__WHAT TO WORK ON__
Omit the pictures from the entries below and retype everything else exactly.
— BEGIN INFORMATION SHOWN —
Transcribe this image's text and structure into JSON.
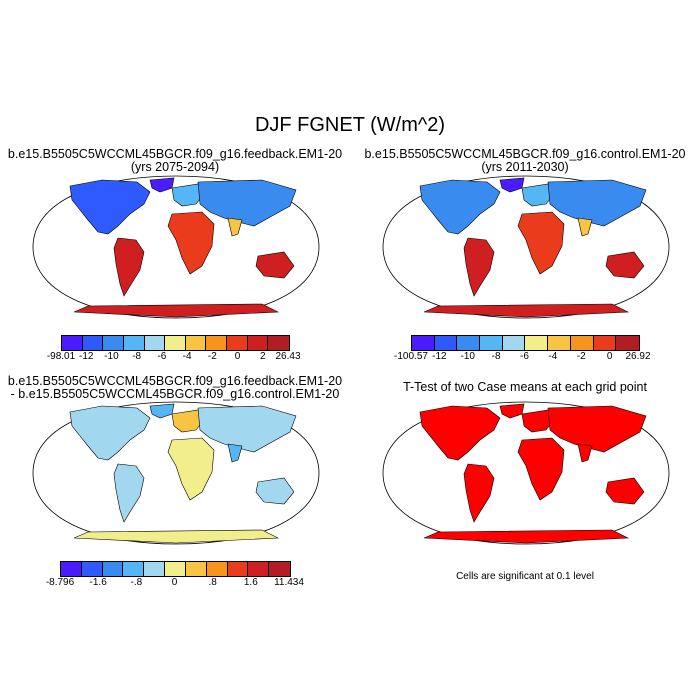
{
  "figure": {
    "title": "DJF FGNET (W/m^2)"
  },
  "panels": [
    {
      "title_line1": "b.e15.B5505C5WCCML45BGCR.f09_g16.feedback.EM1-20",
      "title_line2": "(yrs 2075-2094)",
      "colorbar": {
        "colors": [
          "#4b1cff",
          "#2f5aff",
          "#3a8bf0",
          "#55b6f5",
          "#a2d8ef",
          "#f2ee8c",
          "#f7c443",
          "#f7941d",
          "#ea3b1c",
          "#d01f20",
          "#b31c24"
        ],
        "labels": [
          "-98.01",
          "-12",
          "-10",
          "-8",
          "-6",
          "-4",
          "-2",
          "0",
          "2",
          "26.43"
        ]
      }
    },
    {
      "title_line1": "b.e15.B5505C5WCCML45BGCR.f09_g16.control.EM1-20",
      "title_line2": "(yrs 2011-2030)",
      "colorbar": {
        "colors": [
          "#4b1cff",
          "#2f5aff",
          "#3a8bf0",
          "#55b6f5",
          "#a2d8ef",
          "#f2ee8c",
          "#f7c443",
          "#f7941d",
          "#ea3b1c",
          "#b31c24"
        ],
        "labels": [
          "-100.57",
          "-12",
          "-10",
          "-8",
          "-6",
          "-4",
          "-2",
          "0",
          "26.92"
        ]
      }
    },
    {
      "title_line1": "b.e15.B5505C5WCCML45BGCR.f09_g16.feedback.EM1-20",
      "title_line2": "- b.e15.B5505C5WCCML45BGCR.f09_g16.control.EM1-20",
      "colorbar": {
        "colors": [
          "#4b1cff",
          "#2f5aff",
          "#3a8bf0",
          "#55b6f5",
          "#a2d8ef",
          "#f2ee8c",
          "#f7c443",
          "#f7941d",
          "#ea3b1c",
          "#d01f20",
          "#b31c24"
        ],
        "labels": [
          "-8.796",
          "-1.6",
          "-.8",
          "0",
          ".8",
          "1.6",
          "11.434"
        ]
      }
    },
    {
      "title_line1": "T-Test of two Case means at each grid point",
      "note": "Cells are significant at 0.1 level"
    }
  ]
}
— END INFORMATION SHOWN —
__RESPONSE__
Transcribe this image's text and structure into JSON.
{
  "figure": {
    "title": "DJF FGNET (W/m^2)"
  },
  "panels": [
    {
      "title_line1": "b.e15.B5505C5WCCML45BGCR.f09_g16.feedback.EM1-20",
      "title_line2": "(yrs 2075-2094)",
      "colorbar": {
        "colors": [
          "#4b1cff",
          "#2f5aff",
          "#3a8bf0",
          "#55b6f5",
          "#a2d8ef",
          "#f2ee8c",
          "#f7c443",
          "#f7941d",
          "#ea3b1c",
          "#d01f20",
          "#b31c24"
        ],
        "labels": [
          "-98.01",
          "-12",
          "-10",
          "-8",
          "-6",
          "-4",
          "-2",
          "0",
          "2",
          "26.43"
        ]
      }
    },
    {
      "title_line1": "b.e15.B5505C5WCCML45BGCR.f09_g16.control.EM1-20",
      "title_line2": "(yrs 2011-2030)",
      "colorbar": {
        "colors": [
          "#4b1cff",
          "#2f5aff",
          "#3a8bf0",
          "#55b6f5",
          "#a2d8ef",
          "#f2ee8c",
          "#f7c443",
          "#f7941d",
          "#ea3b1c",
          "#b31c24"
        ],
        "labels": [
          "-100.57",
          "-12",
          "-10",
          "-8",
          "-6",
          "-4",
          "-2",
          "0",
          "26.92"
        ]
      }
    },
    {
      "title_line1": "b.e15.B5505C5WCCML45BGCR.f09_g16.feedback.EM1-20",
      "title_line2": "- b.e15.B5505C5WCCML45BGCR.f09_g16.control.EM1-20",
      "colorbar": {
        "colors": [
          "#4b1cff",
          "#2f5aff",
          "#3a8bf0",
          "#55b6f5",
          "#a2d8ef",
          "#f2ee8c",
          "#f7c443",
          "#f7941d",
          "#ea3b1c",
          "#d01f20",
          "#b31c24"
        ],
        "labels": [
          "-8.796",
          "-1.6",
          "-.8",
          "0",
          ".8",
          "1.6",
          "11.434"
        ]
      }
    },
    {
      "title_line1": "T-Test of two Case means at each grid point",
      "note": "Cells are significant at 0.1 level"
    }
  ]
}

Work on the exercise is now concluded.